§ INSTRUCTIONS FOR THE TASK: Write out all the entries word for word and omit any pictures.

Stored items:
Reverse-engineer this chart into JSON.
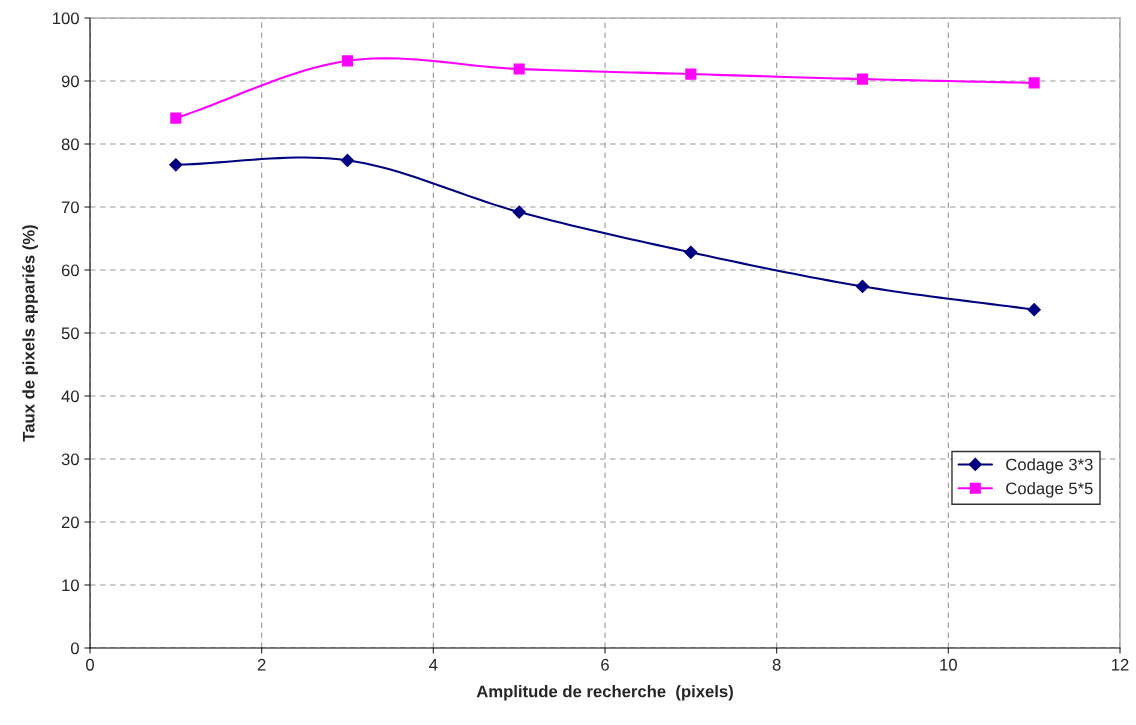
{
  "chart_data": {
    "type": "line",
    "xlabel": "Amplitude de recherche  (pixels)",
    "ylabel": "Taux de pixels appariés (%)",
    "x": [
      1,
      3,
      5,
      7,
      9,
      11
    ],
    "series": [
      {
        "name": "Codage 3*3",
        "color": "#000080",
        "marker": "diamond",
        "values": [
          76.7,
          77.4,
          69.2,
          62.8,
          57.4,
          53.7
        ]
      },
      {
        "name": "Codage 5*5",
        "color": "#ff00ff",
        "marker": "square",
        "values": [
          84.1,
          93.2,
          91.9,
          91.1,
          90.3,
          89.7
        ]
      }
    ],
    "xlim": [
      0,
      12
    ],
    "xticks": [
      0,
      2,
      4,
      6,
      8,
      10,
      12
    ],
    "ylim": [
      0,
      100
    ],
    "yticks": [
      0,
      10,
      20,
      30,
      40,
      50,
      60,
      70,
      80,
      90,
      100
    ],
    "grid": true,
    "legend": "right",
    "line_style": "solid"
  }
}
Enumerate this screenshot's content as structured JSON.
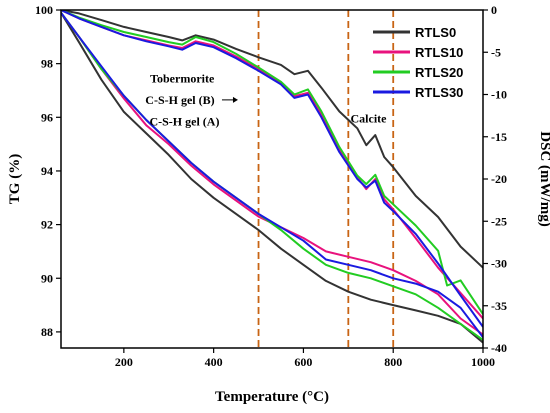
{
  "chart_data": {
    "type": "line",
    "xlabel": "Temperature (°C)",
    "ylabel": "TG (%)",
    "y2label": "DSC (mW/mg)",
    "xlim": [
      60,
      1000
    ],
    "ylim": [
      87.4,
      100
    ],
    "y2lim": [
      -40,
      0
    ],
    "xticks": [
      200,
      400,
      600,
      800,
      1000
    ],
    "yticks": [
      88,
      90,
      92,
      94,
      96,
      98,
      100
    ],
    "y2ticks": [
      0,
      -5,
      -10,
      -15,
      -20,
      -25,
      -30,
      -35,
      -40
    ],
    "grid": false,
    "legend_position": "top-right",
    "vlines": [
      500,
      700,
      800
    ],
    "colors": {
      "RTLS0": "#333333",
      "RTLS10": "#e8127d",
      "RTLS20": "#22cc22",
      "RTLS30": "#1a1ae0",
      "vline": "#c86414"
    },
    "annotations": [
      {
        "text": "Tobermorite",
        "x": 330,
        "y": 97.3
      },
      {
        "text": "C-S-H gel (B)",
        "x": 325,
        "y": 96.5
      },
      {
        "text": "C-S-H gel (A)",
        "x": 335,
        "y": 95.7
      },
      {
        "text": "Calcite",
        "x": 745,
        "y": 95.8
      }
    ],
    "tg_series": [
      {
        "name": "RTLS0",
        "x": [
          60,
          100,
          150,
          200,
          250,
          300,
          350,
          400,
          450,
          500,
          550,
          600,
          650,
          700,
          750,
          800,
          850,
          900,
          950,
          1000
        ],
        "y": [
          99.9,
          98.8,
          97.4,
          96.2,
          95.4,
          94.6,
          93.7,
          93.0,
          92.4,
          91.8,
          91.1,
          90.5,
          89.9,
          89.5,
          89.2,
          89.0,
          88.8,
          88.6,
          88.3,
          87.6
        ]
      },
      {
        "name": "RTLS10",
        "x": [
          60,
          100,
          150,
          200,
          250,
          300,
          350,
          400,
          450,
          500,
          550,
          600,
          650,
          700,
          750,
          800,
          850,
          900,
          950,
          1000
        ],
        "y": [
          99.9,
          99.0,
          97.8,
          96.7,
          95.7,
          95.0,
          94.2,
          93.5,
          92.9,
          92.3,
          91.9,
          91.5,
          91.0,
          90.8,
          90.6,
          90.3,
          89.9,
          89.4,
          88.5,
          87.9
        ]
      },
      {
        "name": "RTLS20",
        "x": [
          60,
          100,
          150,
          200,
          250,
          300,
          350,
          400,
          450,
          500,
          550,
          600,
          650,
          700,
          750,
          800,
          850,
          900,
          950,
          1000
        ],
        "y": [
          99.9,
          99.0,
          97.8,
          96.8,
          95.9,
          95.1,
          94.3,
          93.6,
          93.0,
          92.4,
          91.8,
          91.1,
          90.5,
          90.2,
          90.0,
          89.7,
          89.4,
          88.9,
          88.3,
          87.7
        ]
      },
      {
        "name": "RTLS30",
        "x": [
          60,
          100,
          150,
          200,
          250,
          300,
          350,
          400,
          450,
          500,
          550,
          600,
          650,
          700,
          750,
          800,
          850,
          900,
          950,
          1000
        ],
        "y": [
          99.9,
          99.0,
          97.9,
          96.8,
          95.9,
          95.1,
          94.3,
          93.6,
          93.0,
          92.4,
          91.9,
          91.4,
          90.7,
          90.5,
          90.3,
          90.0,
          89.8,
          89.5,
          88.9,
          87.8
        ]
      }
    ],
    "dsc_series": [
      {
        "name": "RTLS0",
        "x": [
          60,
          100,
          150,
          200,
          250,
          300,
          330,
          360,
          400,
          450,
          500,
          550,
          580,
          610,
          640,
          680,
          720,
          740,
          760,
          780,
          800,
          850,
          900,
          950,
          1000
        ],
        "y": [
          0,
          -0.4,
          -1.2,
          -2.0,
          -2.6,
          -3.2,
          -3.6,
          -3.0,
          -3.5,
          -4.6,
          -5.6,
          -6.5,
          -7.6,
          -7.2,
          -9.2,
          -12.0,
          -14.0,
          -16.0,
          -14.8,
          -17.4,
          -18.6,
          -22.0,
          -24.5,
          -28.0,
          -30.5
        ]
      },
      {
        "name": "RTLS10",
        "x": [
          60,
          100,
          150,
          200,
          250,
          300,
          330,
          360,
          400,
          450,
          500,
          550,
          580,
          610,
          640,
          680,
          720,
          740,
          760,
          780,
          800,
          850,
          900,
          950,
          1000
        ],
        "y": [
          0,
          -1.0,
          -2.0,
          -3.0,
          -3.6,
          -4.2,
          -4.5,
          -3.7,
          -4.2,
          -5.5,
          -7.0,
          -8.6,
          -10.2,
          -9.8,
          -12.4,
          -16.5,
          -19.8,
          -21.2,
          -20.0,
          -22.4,
          -23.6,
          -27.0,
          -30.5,
          -33.5,
          -36.5
        ]
      },
      {
        "name": "RTLS20",
        "x": [
          60,
          100,
          150,
          200,
          250,
          300,
          330,
          360,
          400,
          450,
          500,
          550,
          580,
          610,
          640,
          680,
          720,
          740,
          760,
          780,
          800,
          850,
          900,
          920,
          950,
          1000
        ],
        "y": [
          0,
          -0.9,
          -1.8,
          -2.6,
          -3.2,
          -3.8,
          -4.1,
          -3.2,
          -3.8,
          -5.2,
          -6.8,
          -8.5,
          -10.0,
          -9.4,
          -12.0,
          -16.2,
          -19.6,
          -20.6,
          -19.5,
          -22.0,
          -23.0,
          -25.5,
          -28.5,
          -32.6,
          -32.0,
          -36.0
        ]
      },
      {
        "name": "RTLS30",
        "x": [
          60,
          100,
          150,
          200,
          250,
          300,
          330,
          360,
          400,
          450,
          500,
          550,
          580,
          610,
          640,
          680,
          720,
          740,
          760,
          780,
          800,
          850,
          900,
          950,
          1000
        ],
        "y": [
          0,
          -1.0,
          -2.0,
          -3.0,
          -3.7,
          -4.3,
          -4.7,
          -3.9,
          -4.4,
          -5.7,
          -7.2,
          -8.8,
          -10.4,
          -10.0,
          -12.7,
          -16.8,
          -20.0,
          -21.0,
          -20.2,
          -22.8,
          -23.8,
          -26.5,
          -30.0,
          -33.8,
          -37.5
        ]
      }
    ]
  }
}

§ WRITTEN ANSWER:
Reverse-engineer this chart into JSON.
{
  "chart_data": {
    "type": "line",
    "xlabel": "Amplitude de recherche  (pixels)",
    "ylabel": "Taux de pixels appariés (%)",
    "x": [
      1,
      3,
      5,
      7,
      9,
      11
    ],
    "series": [
      {
        "name": "Codage 3*3",
        "color": "#000080",
        "marker": "diamond",
        "values": [
          76.7,
          77.4,
          69.2,
          62.8,
          57.4,
          53.7
        ]
      },
      {
        "name": "Codage 5*5",
        "color": "#ff00ff",
        "marker": "square",
        "values": [
          84.1,
          93.2,
          91.9,
          91.1,
          90.3,
          89.7
        ]
      }
    ],
    "xlim": [
      0,
      12
    ],
    "xticks": [
      0,
      2,
      4,
      6,
      8,
      10,
      12
    ],
    "ylim": [
      0,
      100
    ],
    "yticks": [
      0,
      10,
      20,
      30,
      40,
      50,
      60,
      70,
      80,
      90,
      100
    ],
    "grid": true,
    "legend": "right",
    "line_style": "solid"
  }
}
Enumerate this screenshot's content as structured JSON.
{
  "chart_data": {
    "type": "line",
    "xlabel": "Temperature (°C)",
    "ylabel": "TG (%)",
    "y2label": "DSC (mW/mg)",
    "xlim": [
      60,
      1000
    ],
    "ylim": [
      87.4,
      100
    ],
    "y2lim": [
      -40,
      0
    ],
    "xticks": [
      200,
      400,
      600,
      800,
      1000
    ],
    "yticks": [
      88,
      90,
      92,
      94,
      96,
      98,
      100
    ],
    "y2ticks": [
      0,
      -5,
      -10,
      -15,
      -20,
      -25,
      -30,
      -35,
      -40
    ],
    "grid": false,
    "legend_position": "top-right",
    "vlines": [
      500,
      700,
      800
    ],
    "colors": {
      "RTLS0": "#333333",
      "RTLS10": "#e8127d",
      "RTLS20": "#22cc22",
      "RTLS30": "#1a1ae0",
      "vline": "#c86414"
    },
    "annotations": [
      {
        "text": "Tobermorite",
        "x": 330,
        "y": 97.3
      },
      {
        "text": "C-S-H gel (B)",
        "x": 325,
        "y": 96.5
      },
      {
        "text": "C-S-H gel (A)",
        "x": 335,
        "y": 95.7
      },
      {
        "text": "Calcite",
        "x": 745,
        "y": 95.8
      }
    ],
    "tg_series": [
      {
        "name": "RTLS0",
        "x": [
          60,
          100,
          150,
          200,
          250,
          300,
          350,
          400,
          450,
          500,
          550,
          600,
          650,
          700,
          750,
          800,
          850,
          900,
          950,
          1000
        ],
        "y": [
          99.9,
          98.8,
          97.4,
          96.2,
          95.4,
          94.6,
          93.7,
          93.0,
          92.4,
          91.8,
          91.1,
          90.5,
          89.9,
          89.5,
          89.2,
          89.0,
          88.8,
          88.6,
          88.3,
          87.6
        ]
      },
      {
        "name": "RTLS10",
        "x": [
          60,
          100,
          150,
          200,
          250,
          300,
          350,
          400,
          450,
          500,
          550,
          600,
          650,
          700,
          750,
          800,
          850,
          900,
          950,
          1000
        ],
        "y": [
          99.9,
          99.0,
          97.8,
          96.7,
          95.7,
          95.0,
          94.2,
          93.5,
          92.9,
          92.3,
          91.9,
          91.5,
          91.0,
          90.8,
          90.6,
          90.3,
          89.9,
          89.4,
          88.5,
          87.9
        ]
      },
      {
        "name": "RTLS20",
        "x": [
          60,
          100,
          150,
          200,
          250,
          300,
          350,
          400,
          450,
          500,
          550,
          600,
          650,
          700,
          750,
          800,
          850,
          900,
          950,
          1000
        ],
        "y": [
          99.9,
          99.0,
          97.8,
          96.8,
          95.9,
          95.1,
          94.3,
          93.6,
          93.0,
          92.4,
          91.8,
          91.1,
          90.5,
          90.2,
          90.0,
          89.7,
          89.4,
          88.9,
          88.3,
          87.7
        ]
      },
      {
        "name": "RTLS30",
        "x": [
          60,
          100,
          150,
          200,
          250,
          300,
          350,
          400,
          450,
          500,
          550,
          600,
          650,
          700,
          750,
          800,
          850,
          900,
          950,
          1000
        ],
        "y": [
          99.9,
          99.0,
          97.9,
          96.8,
          95.9,
          95.1,
          94.3,
          93.6,
          93.0,
          92.4,
          91.9,
          91.4,
          90.7,
          90.5,
          90.3,
          90.0,
          89.8,
          89.5,
          88.9,
          87.8
        ]
      }
    ],
    "dsc_series": [
      {
        "name": "RTLS0",
        "x": [
          60,
          100,
          150,
          200,
          250,
          300,
          330,
          360,
          400,
          450,
          500,
          550,
          580,
          610,
          640,
          680,
          720,
          740,
          760,
          780,
          800,
          850,
          900,
          950,
          1000
        ],
        "y": [
          0,
          -0.4,
          -1.2,
          -2.0,
          -2.6,
          -3.2,
          -3.6,
          -3.0,
          -3.5,
          -4.6,
          -5.6,
          -6.5,
          -7.6,
          -7.2,
          -9.2,
          -12.0,
          -14.0,
          -16.0,
          -14.8,
          -17.4,
          -18.6,
          -22.0,
          -24.5,
          -28.0,
          -30.5
        ]
      },
      {
        "name": "RTLS10",
        "x": [
          60,
          100,
          150,
          200,
          250,
          300,
          330,
          360,
          400,
          450,
          500,
          550,
          580,
          610,
          640,
          680,
          720,
          740,
          760,
          780,
          800,
          850,
          900,
          950,
          1000
        ],
        "y": [
          0,
          -1.0,
          -2.0,
          -3.0,
          -3.6,
          -4.2,
          -4.5,
          -3.7,
          -4.2,
          -5.5,
          -7.0,
          -8.6,
          -10.2,
          -9.8,
          -12.4,
          -16.5,
          -19.8,
          -21.2,
          -20.0,
          -22.4,
          -23.6,
          -27.0,
          -30.5,
          -33.5,
          -36.5
        ]
      },
      {
        "name": "RTLS20",
        "x": [
          60,
          100,
          150,
          200,
          250,
          300,
          330,
          360,
          400,
          450,
          500,
          550,
          580,
          610,
          640,
          680,
          720,
          740,
          760,
          780,
          800,
          850,
          900,
          920,
          950,
          1000
        ],
        "y": [
          0,
          -0.9,
          -1.8,
          -2.6,
          -3.2,
          -3.8,
          -4.1,
          -3.2,
          -3.8,
          -5.2,
          -6.8,
          -8.5,
          -10.0,
          -9.4,
          -12.0,
          -16.2,
          -19.6,
          -20.6,
          -19.5,
          -22.0,
          -23.0,
          -25.5,
          -28.5,
          -32.6,
          -32.0,
          -36.0
        ]
      },
      {
        "name": "RTLS30",
        "x": [
          60,
          100,
          150,
          200,
          250,
          300,
          330,
          360,
          400,
          450,
          500,
          550,
          580,
          610,
          640,
          680,
          720,
          740,
          760,
          780,
          800,
          850,
          900,
          950,
          1000
        ],
        "y": [
          0,
          -1.0,
          -2.0,
          -3.0,
          -3.7,
          -4.3,
          -4.7,
          -3.9,
          -4.4,
          -5.7,
          -7.2,
          -8.8,
          -10.4,
          -10.0,
          -12.7,
          -16.8,
          -20.0,
          -21.0,
          -20.2,
          -22.8,
          -23.8,
          -26.5,
          -30.0,
          -33.8,
          -37.5
        ]
      }
    ]
  }
}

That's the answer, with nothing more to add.